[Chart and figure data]
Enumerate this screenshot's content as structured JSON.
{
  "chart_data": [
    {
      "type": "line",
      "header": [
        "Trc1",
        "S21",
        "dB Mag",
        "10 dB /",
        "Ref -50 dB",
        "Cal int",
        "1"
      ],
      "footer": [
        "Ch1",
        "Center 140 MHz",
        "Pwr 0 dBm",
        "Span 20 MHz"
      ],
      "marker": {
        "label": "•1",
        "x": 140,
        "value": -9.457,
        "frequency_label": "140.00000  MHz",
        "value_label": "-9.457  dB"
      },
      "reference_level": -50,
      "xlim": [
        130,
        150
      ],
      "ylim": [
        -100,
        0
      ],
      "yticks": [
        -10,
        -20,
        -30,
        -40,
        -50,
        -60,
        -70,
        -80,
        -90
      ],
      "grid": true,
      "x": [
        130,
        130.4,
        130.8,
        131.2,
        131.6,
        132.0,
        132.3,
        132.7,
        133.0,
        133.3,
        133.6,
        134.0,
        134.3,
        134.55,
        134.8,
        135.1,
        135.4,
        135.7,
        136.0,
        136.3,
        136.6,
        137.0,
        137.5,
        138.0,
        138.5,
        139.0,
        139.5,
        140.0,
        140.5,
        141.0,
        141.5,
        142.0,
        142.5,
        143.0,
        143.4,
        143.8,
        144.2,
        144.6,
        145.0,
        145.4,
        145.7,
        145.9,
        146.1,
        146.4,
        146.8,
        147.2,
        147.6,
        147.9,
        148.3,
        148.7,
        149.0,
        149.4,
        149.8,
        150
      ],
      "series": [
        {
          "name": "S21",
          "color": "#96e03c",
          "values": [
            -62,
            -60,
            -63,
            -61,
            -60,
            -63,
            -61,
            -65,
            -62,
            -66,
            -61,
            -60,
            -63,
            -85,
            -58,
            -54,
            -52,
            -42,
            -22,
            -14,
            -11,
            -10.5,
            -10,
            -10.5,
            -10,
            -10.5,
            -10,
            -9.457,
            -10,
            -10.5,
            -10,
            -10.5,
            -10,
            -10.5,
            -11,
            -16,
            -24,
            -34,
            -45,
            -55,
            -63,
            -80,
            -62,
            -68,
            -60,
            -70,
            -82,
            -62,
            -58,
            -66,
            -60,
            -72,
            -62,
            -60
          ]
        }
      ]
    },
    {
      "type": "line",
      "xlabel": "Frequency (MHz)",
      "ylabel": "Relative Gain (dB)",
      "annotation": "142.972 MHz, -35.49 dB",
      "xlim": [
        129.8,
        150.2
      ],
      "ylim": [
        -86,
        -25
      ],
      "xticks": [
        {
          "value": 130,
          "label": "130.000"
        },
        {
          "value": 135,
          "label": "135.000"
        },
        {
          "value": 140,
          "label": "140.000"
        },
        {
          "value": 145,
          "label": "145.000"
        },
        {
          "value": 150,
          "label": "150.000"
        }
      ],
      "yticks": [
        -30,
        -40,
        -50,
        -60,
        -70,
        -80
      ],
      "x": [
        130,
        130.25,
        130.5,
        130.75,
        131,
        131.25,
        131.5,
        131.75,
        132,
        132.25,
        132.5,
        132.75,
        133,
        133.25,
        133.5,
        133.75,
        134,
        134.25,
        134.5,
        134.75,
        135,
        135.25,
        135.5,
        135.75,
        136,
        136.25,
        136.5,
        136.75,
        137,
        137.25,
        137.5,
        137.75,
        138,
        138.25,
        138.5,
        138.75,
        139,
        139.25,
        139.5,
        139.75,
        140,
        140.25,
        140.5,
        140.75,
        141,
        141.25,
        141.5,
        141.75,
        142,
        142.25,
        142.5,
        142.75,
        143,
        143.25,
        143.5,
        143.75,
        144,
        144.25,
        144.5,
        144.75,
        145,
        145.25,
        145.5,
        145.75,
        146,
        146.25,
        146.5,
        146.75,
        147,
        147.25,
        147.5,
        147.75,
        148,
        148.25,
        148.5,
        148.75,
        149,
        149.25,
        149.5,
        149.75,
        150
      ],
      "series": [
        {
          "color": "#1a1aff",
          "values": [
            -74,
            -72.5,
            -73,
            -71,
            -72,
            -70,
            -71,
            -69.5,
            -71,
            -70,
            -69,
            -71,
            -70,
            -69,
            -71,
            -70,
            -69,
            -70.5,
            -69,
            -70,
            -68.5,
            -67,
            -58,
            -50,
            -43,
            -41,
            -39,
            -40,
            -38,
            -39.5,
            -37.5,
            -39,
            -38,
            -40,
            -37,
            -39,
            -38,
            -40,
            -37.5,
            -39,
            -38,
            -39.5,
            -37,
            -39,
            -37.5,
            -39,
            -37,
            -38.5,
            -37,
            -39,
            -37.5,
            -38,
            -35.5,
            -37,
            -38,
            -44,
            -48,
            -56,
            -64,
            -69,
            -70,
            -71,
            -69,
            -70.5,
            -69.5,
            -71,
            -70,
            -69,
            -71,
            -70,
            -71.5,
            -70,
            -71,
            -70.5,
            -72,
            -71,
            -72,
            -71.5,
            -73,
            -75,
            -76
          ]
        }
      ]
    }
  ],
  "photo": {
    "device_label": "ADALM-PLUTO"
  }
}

**What needs to be done:**
Every entry above needs to be quoted exactly.

**Response to the task:**
Enumerate this screenshot's content as structured JSON.
{
  "chart_data": [
    {
      "type": "line",
      "header": [
        "Trc1",
        "S21",
        "dB Mag",
        "10 dB /",
        "Ref -50 dB",
        "Cal int",
        "1"
      ],
      "footer": [
        "Ch1",
        "Center 140 MHz",
        "Pwr 0 dBm",
        "Span 20 MHz"
      ],
      "marker": {
        "label": "•1",
        "x": 140,
        "value": -9.457,
        "frequency_label": "140.00000  MHz",
        "value_label": "-9.457  dB"
      },
      "reference_level": -50,
      "xlim": [
        130,
        150
      ],
      "ylim": [
        -100,
        0
      ],
      "yticks": [
        -10,
        -20,
        -30,
        -40,
        -50,
        -60,
        -70,
        -80,
        -90
      ],
      "grid": true,
      "x": [
        130,
        130.4,
        130.8,
        131.2,
        131.6,
        132.0,
        132.3,
        132.7,
        133.0,
        133.3,
        133.6,
        134.0,
        134.3,
        134.55,
        134.8,
        135.1,
        135.4,
        135.7,
        136.0,
        136.3,
        136.6,
        137.0,
        137.5,
        138.0,
        138.5,
        139.0,
        139.5,
        140.0,
        140.5,
        141.0,
        141.5,
        142.0,
        142.5,
        143.0,
        143.4,
        143.8,
        144.2,
        144.6,
        145.0,
        145.4,
        145.7,
        145.9,
        146.1,
        146.4,
        146.8,
        147.2,
        147.6,
        147.9,
        148.3,
        148.7,
        149.0,
        149.4,
        149.8,
        150
      ],
      "series": [
        {
          "name": "S21",
          "color": "#96e03c",
          "values": [
            -62,
            -60,
            -63,
            -61,
            -60,
            -63,
            -61,
            -65,
            -62,
            -66,
            -61,
            -60,
            -63,
            -85,
            -58,
            -54,
            -52,
            -42,
            -22,
            -14,
            -11,
            -10.5,
            -10,
            -10.5,
            -10,
            -10.5,
            -10,
            -9.457,
            -10,
            -10.5,
            -10,
            -10.5,
            -10,
            -10.5,
            -11,
            -16,
            -24,
            -34,
            -45,
            -55,
            -63,
            -80,
            -62,
            -68,
            -60,
            -70,
            -82,
            -62,
            -58,
            -66,
            -60,
            -72,
            -62,
            -60
          ]
        }
      ]
    },
    {
      "type": "line",
      "xlabel": "Frequency (MHz)",
      "ylabel": "Relative Gain (dB)",
      "annotation": "142.972 MHz, -35.49 dB",
      "xlim": [
        129.8,
        150.2
      ],
      "ylim": [
        -86,
        -25
      ],
      "xticks": [
        {
          "value": 130,
          "label": "130.000"
        },
        {
          "value": 135,
          "label": "135.000"
        },
        {
          "value": 140,
          "label": "140.000"
        },
        {
          "value": 145,
          "label": "145.000"
        },
        {
          "value": 150,
          "label": "150.000"
        }
      ],
      "yticks": [
        -30,
        -40,
        -50,
        -60,
        -70,
        -80
      ],
      "x": [
        130,
        130.25,
        130.5,
        130.75,
        131,
        131.25,
        131.5,
        131.75,
        132,
        132.25,
        132.5,
        132.75,
        133,
        133.25,
        133.5,
        133.75,
        134,
        134.25,
        134.5,
        134.75,
        135,
        135.25,
        135.5,
        135.75,
        136,
        136.25,
        136.5,
        136.75,
        137,
        137.25,
        137.5,
        137.75,
        138,
        138.25,
        138.5,
        138.75,
        139,
        139.25,
        139.5,
        139.75,
        140,
        140.25,
        140.5,
        140.75,
        141,
        141.25,
        141.5,
        141.75,
        142,
        142.25,
        142.5,
        142.75,
        143,
        143.25,
        143.5,
        143.75,
        144,
        144.25,
        144.5,
        144.75,
        145,
        145.25,
        145.5,
        145.75,
        146,
        146.25,
        146.5,
        146.75,
        147,
        147.25,
        147.5,
        147.75,
        148,
        148.25,
        148.5,
        148.75,
        149,
        149.25,
        149.5,
        149.75,
        150
      ],
      "series": [
        {
          "color": "#1a1aff",
          "values": [
            -74,
            -72.5,
            -73,
            -71,
            -72,
            -70,
            -71,
            -69.5,
            -71,
            -70,
            -69,
            -71,
            -70,
            -69,
            -71,
            -70,
            -69,
            -70.5,
            -69,
            -70,
            -68.5,
            -67,
            -58,
            -50,
            -43,
            -41,
            -39,
            -40,
            -38,
            -39.5,
            -37.5,
            -39,
            -38,
            -40,
            -37,
            -39,
            -38,
            -40,
            -37.5,
            -39,
            -38,
            -39.5,
            -37,
            -39,
            -37.5,
            -39,
            -37,
            -38.5,
            -37,
            -39,
            -37.5,
            -38,
            -35.5,
            -37,
            -38,
            -44,
            -48,
            -56,
            -64,
            -69,
            -70,
            -71,
            -69,
            -70.5,
            -69.5,
            -71,
            -70,
            -69,
            -71,
            -70,
            -71.5,
            -70,
            -71,
            -70.5,
            -72,
            -71,
            -72,
            -71.5,
            -73,
            -75,
            -76
          ]
        }
      ]
    }
  ],
  "photo": {
    "device_label": "ADALM-PLUTO"
  }
}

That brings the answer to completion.